> _GIVEN EXERCISE_
Without including any pictures, write out the listing below exactly.

> _EXTRACTED ENTRIES_
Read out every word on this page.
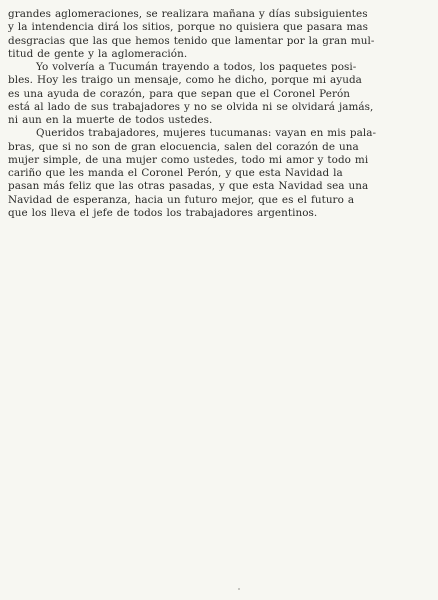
grandes aglomeraciones, se realizara mañana y días subsiguientes
y la intendencia dirá los sitios, porque no quisiera que pasara mas
desgracias que las que hemos tenido que lamentar por la gran mul-
titud de gente y la aglomeración.

Yo volvería a Tucumán trayendo a todos, los paquetes posi-
bles. Hoy les traigo un mensaje, como he dicho, porque mi ayuda
es una ayuda de corazón, para que sepan que el Coronel Perón
está al lado de sus trabajadores y no se olvida ni se olvidará jamás,
ni aun en la muerte de todos ustedes.

Queridos trabajadores, mujeres tucumanas: vayan en mis pala-
bras, que si no son de gran elocuencia, salen del corazón de una
mujer simple, de una mujer como ustedes, todo mi amor y todo mi
cariño que les manda el Coronel Perón, y que esta Navidad la
pasan más feliz que las otras pasadas, y que esta Navidad sea una
Navidad de esperanza, hacia un futuro mejor, que es el futuro a
que los lleva el jefe de todos los trabajadores argentinos.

> _CORRECT RESPONSE_
Read out every word on this page.
grandes aglomeraciones, se realizara mañana y días subsiguientes
y la intendencia dirá los sitios, porque no quisiera que pasara mas
desgracias que las que hemos tenido que lamentar por la gran mul-
titud de gente y la aglomeración.

Yo volvería a Tucumán trayendo a todos, los paquetes posi-
bles. Hoy les traigo un mensaje, como he dicho, porque mi ayuda
es una ayuda de corazón, para que sepan que el Coronel Perón
está al lado de sus trabajadores y no se olvida ni se olvidará jamás,
ni aun en la muerte de todos ustedes.

Queridos trabajadores, mujeres tucumanas: vayan en mis pala-
bras, que si no son de gran elocuencia, salen del corazón de una
mujer simple, de una mujer como ustedes, todo mi amor y todo mi
cariño que les manda el Coronel Perón, y que esta Navidad la
pasan más feliz que las otras pasadas, y que esta Navidad sea una
Navidad de esperanza, hacia un futuro mejor, que es el futuro a
que los lleva el jefe de todos los trabajadores argentinos.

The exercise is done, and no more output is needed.